## [Supplied material]
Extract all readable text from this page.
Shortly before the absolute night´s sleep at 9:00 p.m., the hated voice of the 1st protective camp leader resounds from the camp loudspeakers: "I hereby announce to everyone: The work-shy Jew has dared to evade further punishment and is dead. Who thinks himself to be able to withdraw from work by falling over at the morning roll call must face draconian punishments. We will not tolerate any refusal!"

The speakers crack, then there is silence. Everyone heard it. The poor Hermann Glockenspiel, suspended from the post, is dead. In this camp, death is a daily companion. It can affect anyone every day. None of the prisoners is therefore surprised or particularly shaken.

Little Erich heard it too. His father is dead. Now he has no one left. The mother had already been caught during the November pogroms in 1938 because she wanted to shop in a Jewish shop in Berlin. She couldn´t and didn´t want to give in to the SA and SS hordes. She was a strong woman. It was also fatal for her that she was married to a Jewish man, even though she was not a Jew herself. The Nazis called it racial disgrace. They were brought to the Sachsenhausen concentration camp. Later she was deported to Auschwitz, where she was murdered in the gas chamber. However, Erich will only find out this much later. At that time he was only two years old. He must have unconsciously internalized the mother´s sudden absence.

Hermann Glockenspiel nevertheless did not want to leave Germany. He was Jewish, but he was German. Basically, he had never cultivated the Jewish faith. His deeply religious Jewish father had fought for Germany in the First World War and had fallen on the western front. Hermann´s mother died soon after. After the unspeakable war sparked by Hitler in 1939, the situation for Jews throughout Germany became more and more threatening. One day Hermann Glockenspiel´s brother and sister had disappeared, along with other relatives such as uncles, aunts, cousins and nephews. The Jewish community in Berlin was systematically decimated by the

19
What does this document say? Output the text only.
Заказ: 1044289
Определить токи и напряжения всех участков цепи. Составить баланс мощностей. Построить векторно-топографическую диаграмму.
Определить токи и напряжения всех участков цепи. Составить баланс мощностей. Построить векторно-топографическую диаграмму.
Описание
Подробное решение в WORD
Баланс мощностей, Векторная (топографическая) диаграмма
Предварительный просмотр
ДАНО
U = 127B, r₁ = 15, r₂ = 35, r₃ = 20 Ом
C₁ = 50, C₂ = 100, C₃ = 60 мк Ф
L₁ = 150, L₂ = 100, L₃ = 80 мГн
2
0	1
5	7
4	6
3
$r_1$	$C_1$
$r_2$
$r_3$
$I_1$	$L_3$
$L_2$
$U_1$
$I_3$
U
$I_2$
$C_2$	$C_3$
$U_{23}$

## [Task brief]
Show every line in the records above that contains the word "from".

## [Exercise response]
Extract all readable text from this page.
Shortly before the absolute night´s sleep at 9:00 p.m., the hated voice of the 1st protective camp leader resounds from the camp loudspeakers: "I hereby announce to everyone: The work-shy Jew has dared to evade further punishment and is dead. Who thinks himself to be able to withdraw from work by falling over at the morning roll call must face draconian punishments. We will not tolerate any refusal!"
The speakers crack, then there is silence. Everyone heard it. The poor Hermann Glockenspiel, suspended from the post, is dead. In this camp, death is a daily companion. It can affect anyone every day. None of the prisoners is therefore surprised or particularly shaken.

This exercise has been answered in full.